_WHAT IS REQUIRED_
Filter this data down to the lines that hold "прочих", and copy them.

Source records
▬▬▬▬▬▬▬▬▬▬

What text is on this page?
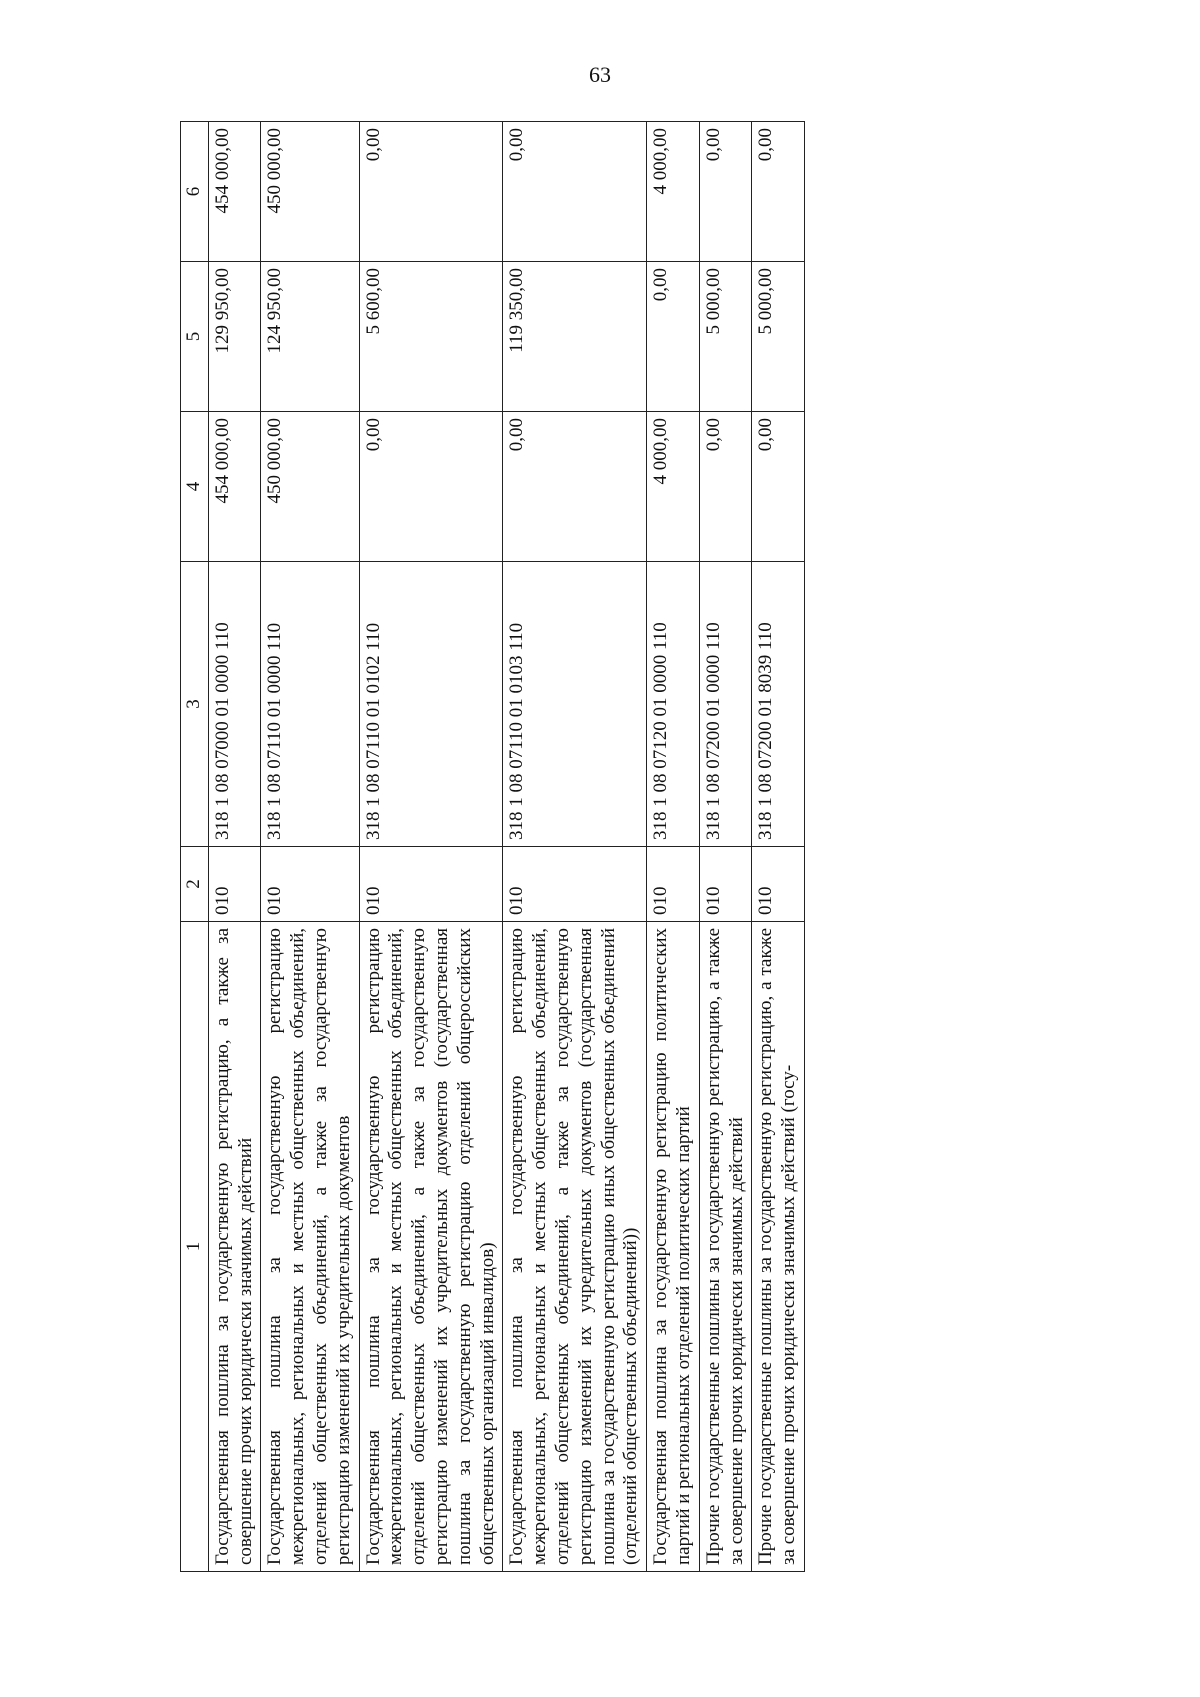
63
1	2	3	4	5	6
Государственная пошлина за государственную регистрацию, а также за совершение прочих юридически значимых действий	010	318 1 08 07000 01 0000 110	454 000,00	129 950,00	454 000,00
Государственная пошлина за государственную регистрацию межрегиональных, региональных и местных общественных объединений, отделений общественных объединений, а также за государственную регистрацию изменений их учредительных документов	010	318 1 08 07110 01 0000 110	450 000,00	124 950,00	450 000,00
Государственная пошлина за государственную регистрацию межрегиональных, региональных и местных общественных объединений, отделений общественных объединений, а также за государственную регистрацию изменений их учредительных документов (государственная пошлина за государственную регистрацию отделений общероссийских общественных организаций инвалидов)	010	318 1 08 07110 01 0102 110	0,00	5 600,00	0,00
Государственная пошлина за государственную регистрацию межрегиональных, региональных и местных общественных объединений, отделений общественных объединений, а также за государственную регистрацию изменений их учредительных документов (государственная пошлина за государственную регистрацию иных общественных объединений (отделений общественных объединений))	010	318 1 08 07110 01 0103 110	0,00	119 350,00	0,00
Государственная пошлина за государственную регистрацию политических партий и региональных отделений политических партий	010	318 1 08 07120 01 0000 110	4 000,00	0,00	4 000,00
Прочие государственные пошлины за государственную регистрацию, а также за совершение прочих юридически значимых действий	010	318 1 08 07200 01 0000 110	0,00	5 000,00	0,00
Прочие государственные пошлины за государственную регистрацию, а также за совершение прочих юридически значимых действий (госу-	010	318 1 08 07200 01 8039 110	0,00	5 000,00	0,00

▬▬▬▬▬▬▬▬▬▬

_RESULT OF THE EXERCISE_
Государственная пошлина за государственную регистрацию, а также за совершение прочих юридически значимых действий	010	318 1 08 07000 01 0000 110	454 000,00	129 950,00	454 000,00
Прочие государственные пошлины за государственную регистрацию, а также за совершение прочих юридически значимых действий	010	318 1 08 07200 01 0000 110	0,00	5 000,00	0,00
Прочие государственные пошлины за государственную регистрацию, а также за совершение прочих юридически значимых действий (госу-	010	318 1 08 07200 01 8039 110	0,00	5 000,00	0,00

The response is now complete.